» **Your instructions**
Copy out the records word for word, from the very first line down to and including the line that contains "y-tick-label: 300 — [47, 257, 72, 272]".

» **Extracted records**
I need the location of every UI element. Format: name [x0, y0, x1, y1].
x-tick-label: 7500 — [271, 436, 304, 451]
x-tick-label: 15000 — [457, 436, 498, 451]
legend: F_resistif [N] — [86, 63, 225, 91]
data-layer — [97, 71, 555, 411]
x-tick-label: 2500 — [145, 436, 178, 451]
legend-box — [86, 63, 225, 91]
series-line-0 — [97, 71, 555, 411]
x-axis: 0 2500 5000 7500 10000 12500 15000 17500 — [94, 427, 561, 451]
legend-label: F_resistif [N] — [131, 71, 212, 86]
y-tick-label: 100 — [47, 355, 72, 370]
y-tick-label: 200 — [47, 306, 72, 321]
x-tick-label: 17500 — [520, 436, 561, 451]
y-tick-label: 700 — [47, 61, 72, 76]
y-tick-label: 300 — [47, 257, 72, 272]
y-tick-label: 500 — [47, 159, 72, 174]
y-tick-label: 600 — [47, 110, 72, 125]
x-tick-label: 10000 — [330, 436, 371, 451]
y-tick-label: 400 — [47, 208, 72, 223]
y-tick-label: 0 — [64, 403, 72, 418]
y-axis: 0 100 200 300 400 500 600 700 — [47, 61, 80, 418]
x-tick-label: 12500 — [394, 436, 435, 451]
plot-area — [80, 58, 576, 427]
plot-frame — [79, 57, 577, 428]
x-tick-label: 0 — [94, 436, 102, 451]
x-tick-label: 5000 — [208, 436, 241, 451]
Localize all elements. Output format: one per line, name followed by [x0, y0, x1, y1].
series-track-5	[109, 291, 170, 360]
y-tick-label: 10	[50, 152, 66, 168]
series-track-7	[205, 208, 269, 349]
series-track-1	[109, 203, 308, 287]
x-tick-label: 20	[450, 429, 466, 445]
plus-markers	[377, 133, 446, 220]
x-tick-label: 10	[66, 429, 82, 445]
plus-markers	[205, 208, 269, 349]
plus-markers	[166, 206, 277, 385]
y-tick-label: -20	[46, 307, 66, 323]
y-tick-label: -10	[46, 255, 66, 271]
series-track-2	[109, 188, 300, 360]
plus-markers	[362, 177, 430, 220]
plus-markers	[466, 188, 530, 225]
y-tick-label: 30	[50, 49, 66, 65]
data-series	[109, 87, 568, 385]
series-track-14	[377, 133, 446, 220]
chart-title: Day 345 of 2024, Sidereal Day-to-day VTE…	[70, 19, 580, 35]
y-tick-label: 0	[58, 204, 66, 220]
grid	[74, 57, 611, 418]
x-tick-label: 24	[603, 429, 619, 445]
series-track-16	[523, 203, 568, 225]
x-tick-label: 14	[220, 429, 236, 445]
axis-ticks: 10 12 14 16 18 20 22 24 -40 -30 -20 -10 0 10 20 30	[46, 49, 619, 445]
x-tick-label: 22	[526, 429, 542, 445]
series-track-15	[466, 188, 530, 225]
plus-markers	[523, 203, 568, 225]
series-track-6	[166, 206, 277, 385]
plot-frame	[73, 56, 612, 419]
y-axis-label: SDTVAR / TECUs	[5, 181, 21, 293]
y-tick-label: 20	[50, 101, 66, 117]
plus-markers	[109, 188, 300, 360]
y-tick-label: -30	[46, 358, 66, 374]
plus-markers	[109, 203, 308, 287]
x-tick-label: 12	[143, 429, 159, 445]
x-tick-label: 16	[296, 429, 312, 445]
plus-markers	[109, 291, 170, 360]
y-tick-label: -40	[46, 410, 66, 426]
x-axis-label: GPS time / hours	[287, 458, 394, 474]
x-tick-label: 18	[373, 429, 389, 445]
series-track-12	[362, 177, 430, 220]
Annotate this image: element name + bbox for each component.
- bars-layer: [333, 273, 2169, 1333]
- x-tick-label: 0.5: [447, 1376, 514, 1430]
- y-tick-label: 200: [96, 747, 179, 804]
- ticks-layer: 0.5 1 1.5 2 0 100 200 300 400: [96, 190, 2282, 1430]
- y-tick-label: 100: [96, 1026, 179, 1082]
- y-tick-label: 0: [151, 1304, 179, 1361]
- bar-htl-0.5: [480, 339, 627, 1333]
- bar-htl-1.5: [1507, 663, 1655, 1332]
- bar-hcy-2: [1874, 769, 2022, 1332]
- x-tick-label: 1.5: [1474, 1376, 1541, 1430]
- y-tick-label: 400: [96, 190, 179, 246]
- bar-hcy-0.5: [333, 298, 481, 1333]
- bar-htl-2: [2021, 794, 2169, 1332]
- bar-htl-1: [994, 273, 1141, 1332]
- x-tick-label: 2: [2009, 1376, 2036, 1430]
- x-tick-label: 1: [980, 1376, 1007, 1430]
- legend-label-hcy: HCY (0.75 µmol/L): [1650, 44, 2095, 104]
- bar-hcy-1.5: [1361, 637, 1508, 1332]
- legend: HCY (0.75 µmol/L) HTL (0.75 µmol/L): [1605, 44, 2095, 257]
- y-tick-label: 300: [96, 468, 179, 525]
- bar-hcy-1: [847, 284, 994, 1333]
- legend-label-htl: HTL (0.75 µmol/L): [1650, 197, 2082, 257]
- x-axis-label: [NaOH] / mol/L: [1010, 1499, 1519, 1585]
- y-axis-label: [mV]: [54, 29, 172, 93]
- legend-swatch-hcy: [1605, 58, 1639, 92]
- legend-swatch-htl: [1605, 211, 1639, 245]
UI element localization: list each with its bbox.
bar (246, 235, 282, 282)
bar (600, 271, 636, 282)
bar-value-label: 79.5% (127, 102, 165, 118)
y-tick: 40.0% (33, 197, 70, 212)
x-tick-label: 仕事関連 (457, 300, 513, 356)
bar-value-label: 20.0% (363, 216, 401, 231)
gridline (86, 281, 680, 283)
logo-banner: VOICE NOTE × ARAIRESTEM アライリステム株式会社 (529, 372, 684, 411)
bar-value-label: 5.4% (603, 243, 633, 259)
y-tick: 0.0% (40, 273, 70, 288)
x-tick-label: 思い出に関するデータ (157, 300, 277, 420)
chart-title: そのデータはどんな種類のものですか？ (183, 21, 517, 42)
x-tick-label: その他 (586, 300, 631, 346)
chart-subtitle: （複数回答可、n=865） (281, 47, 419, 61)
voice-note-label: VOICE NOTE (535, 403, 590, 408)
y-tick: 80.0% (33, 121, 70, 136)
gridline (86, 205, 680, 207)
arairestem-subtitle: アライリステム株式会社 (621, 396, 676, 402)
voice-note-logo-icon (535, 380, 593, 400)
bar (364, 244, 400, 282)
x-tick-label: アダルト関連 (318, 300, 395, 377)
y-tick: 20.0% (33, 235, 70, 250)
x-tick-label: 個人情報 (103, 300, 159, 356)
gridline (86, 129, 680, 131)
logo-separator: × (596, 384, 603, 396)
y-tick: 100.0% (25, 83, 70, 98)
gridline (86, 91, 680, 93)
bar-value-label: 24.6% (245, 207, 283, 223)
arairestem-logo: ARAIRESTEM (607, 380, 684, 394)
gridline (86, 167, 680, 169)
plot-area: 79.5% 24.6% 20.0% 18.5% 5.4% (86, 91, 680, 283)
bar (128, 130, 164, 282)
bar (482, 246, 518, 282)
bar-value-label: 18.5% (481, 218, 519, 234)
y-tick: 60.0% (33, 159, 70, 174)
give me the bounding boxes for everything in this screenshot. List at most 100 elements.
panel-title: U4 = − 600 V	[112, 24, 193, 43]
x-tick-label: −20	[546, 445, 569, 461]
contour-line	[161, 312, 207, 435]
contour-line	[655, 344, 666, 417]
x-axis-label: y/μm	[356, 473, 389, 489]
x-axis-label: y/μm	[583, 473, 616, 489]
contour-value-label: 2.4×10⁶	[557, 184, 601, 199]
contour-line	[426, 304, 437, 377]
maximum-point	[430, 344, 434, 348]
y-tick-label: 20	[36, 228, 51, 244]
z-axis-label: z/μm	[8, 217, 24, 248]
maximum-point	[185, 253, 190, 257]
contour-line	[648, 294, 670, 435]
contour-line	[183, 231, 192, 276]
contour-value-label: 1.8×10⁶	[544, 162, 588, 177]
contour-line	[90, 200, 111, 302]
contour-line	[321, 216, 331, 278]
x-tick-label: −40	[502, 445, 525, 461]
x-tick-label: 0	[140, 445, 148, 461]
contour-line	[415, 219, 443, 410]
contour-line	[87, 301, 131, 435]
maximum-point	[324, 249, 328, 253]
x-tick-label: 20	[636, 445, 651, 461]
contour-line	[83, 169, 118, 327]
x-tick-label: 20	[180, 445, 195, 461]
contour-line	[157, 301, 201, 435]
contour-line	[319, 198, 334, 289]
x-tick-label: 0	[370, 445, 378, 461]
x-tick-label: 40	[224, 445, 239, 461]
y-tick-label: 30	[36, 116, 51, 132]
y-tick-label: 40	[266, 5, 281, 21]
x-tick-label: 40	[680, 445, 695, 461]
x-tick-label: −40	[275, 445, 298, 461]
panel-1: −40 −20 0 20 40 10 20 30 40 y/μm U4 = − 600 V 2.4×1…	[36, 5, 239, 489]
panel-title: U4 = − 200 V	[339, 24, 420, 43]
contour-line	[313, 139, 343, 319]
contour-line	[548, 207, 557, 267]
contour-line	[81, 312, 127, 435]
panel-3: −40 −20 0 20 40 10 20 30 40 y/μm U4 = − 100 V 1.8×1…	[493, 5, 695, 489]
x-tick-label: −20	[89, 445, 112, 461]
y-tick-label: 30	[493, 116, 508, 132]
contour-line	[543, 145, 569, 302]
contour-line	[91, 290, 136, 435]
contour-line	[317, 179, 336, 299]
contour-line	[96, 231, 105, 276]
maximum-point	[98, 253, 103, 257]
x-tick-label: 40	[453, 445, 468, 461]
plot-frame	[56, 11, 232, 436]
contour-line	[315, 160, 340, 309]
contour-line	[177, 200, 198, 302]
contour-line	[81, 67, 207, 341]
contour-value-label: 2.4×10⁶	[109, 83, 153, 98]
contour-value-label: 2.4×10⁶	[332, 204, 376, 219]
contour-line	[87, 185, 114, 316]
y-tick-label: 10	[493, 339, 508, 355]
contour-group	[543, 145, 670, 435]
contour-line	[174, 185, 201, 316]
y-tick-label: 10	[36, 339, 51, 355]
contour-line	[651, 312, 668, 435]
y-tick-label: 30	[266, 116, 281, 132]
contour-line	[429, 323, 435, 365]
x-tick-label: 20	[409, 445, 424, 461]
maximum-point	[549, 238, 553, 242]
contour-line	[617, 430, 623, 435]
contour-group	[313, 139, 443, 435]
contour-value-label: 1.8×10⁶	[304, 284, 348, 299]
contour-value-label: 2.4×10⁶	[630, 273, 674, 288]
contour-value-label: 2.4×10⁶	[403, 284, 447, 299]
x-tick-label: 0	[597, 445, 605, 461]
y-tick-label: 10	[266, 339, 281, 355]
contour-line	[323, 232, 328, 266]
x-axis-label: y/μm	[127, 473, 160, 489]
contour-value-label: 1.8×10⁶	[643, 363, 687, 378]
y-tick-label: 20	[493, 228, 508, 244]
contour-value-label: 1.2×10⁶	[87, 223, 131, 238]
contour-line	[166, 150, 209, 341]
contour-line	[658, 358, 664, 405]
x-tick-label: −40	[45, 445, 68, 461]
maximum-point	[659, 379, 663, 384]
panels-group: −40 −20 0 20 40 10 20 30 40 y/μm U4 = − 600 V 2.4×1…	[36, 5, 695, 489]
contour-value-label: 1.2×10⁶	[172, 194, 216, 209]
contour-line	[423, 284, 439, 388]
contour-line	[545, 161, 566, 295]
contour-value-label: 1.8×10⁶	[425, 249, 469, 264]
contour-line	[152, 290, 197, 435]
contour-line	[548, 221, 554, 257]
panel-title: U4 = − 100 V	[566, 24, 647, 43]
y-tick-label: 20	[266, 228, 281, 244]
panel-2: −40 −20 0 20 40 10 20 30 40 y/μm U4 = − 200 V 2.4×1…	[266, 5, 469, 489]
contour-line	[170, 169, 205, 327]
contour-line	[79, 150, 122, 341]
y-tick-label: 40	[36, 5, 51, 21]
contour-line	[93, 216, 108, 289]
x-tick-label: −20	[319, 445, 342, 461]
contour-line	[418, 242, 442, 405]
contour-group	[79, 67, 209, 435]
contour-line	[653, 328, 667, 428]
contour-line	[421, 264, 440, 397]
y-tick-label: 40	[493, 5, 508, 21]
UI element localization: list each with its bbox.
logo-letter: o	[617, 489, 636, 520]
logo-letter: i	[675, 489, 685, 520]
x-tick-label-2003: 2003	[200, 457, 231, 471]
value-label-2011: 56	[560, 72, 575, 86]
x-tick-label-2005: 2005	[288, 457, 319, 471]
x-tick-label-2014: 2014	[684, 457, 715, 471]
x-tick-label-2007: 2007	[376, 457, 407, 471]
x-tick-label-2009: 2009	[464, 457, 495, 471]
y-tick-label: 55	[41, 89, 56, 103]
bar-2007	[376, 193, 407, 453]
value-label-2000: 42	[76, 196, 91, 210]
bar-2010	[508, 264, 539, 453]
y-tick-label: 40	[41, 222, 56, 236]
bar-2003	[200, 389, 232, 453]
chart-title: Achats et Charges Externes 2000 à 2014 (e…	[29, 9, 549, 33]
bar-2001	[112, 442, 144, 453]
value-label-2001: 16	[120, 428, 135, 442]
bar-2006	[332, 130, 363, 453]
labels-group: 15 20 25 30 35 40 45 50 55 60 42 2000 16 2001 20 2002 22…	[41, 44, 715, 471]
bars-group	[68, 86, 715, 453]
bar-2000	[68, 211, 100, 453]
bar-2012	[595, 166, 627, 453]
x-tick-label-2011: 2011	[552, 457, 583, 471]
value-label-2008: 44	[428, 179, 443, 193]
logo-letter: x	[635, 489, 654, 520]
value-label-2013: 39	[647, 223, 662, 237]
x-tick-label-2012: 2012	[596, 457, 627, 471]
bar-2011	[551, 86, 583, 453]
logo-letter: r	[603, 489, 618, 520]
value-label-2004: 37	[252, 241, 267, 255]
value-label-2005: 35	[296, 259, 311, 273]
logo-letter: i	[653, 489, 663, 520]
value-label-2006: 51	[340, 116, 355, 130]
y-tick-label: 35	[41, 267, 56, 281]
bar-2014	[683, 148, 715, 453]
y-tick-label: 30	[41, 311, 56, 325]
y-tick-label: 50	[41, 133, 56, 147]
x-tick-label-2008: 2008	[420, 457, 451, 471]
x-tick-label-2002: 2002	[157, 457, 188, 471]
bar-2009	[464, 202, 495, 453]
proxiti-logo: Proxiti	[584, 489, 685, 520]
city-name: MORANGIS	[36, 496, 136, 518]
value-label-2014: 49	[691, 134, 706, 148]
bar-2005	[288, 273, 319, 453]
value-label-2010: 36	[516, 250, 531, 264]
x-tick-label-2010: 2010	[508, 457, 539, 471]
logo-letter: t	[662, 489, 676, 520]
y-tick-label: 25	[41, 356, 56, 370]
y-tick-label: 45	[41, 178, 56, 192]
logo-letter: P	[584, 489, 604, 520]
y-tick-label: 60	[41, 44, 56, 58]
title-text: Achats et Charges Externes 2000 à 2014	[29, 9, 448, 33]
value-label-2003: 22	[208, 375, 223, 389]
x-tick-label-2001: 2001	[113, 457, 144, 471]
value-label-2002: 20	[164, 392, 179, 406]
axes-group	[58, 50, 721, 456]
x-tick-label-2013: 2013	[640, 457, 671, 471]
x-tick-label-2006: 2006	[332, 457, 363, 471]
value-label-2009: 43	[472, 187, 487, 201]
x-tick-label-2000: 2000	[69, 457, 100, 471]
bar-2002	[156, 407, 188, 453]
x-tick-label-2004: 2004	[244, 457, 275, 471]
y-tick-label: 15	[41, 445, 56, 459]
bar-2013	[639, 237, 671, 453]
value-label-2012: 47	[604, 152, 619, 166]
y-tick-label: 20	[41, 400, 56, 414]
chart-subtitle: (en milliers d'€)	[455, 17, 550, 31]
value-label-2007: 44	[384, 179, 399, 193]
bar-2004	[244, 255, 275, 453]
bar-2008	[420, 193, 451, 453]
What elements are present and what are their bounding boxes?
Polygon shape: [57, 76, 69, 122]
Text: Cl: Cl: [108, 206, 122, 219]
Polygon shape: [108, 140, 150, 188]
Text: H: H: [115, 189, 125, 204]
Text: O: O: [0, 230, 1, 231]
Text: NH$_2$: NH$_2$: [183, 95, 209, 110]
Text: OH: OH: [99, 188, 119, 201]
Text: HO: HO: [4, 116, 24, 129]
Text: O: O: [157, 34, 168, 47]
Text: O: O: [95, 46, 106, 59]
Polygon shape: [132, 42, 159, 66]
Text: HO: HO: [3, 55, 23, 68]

» **Answer to the task**
I need the location of every UI element. Format: name [x0, y0, x1, y1].
x-tick-label: 7500 — [271, 436, 304, 451]
x-tick-label: 15000 — [457, 436, 498, 451]
legend: F_resistif [N] — [86, 63, 225, 91]
data-layer — [97, 71, 555, 411]
x-tick-label: 2500 — [145, 436, 178, 451]
legend-box — [86, 63, 225, 91]
series-line-0 — [97, 71, 555, 411]
x-axis: 0 2500 5000 7500 10000 12500 15000 17500 — [94, 427, 561, 451]
legend-label: F_resistif [N] — [131, 71, 212, 86]
y-tick-label: 100 — [47, 355, 72, 370]
y-tick-label: 200 — [47, 306, 72, 321]
x-tick-label: 17500 — [520, 436, 561, 451]
y-tick-label: 700 — [47, 61, 72, 76]
y-tick-label: 300 — [47, 257, 72, 272]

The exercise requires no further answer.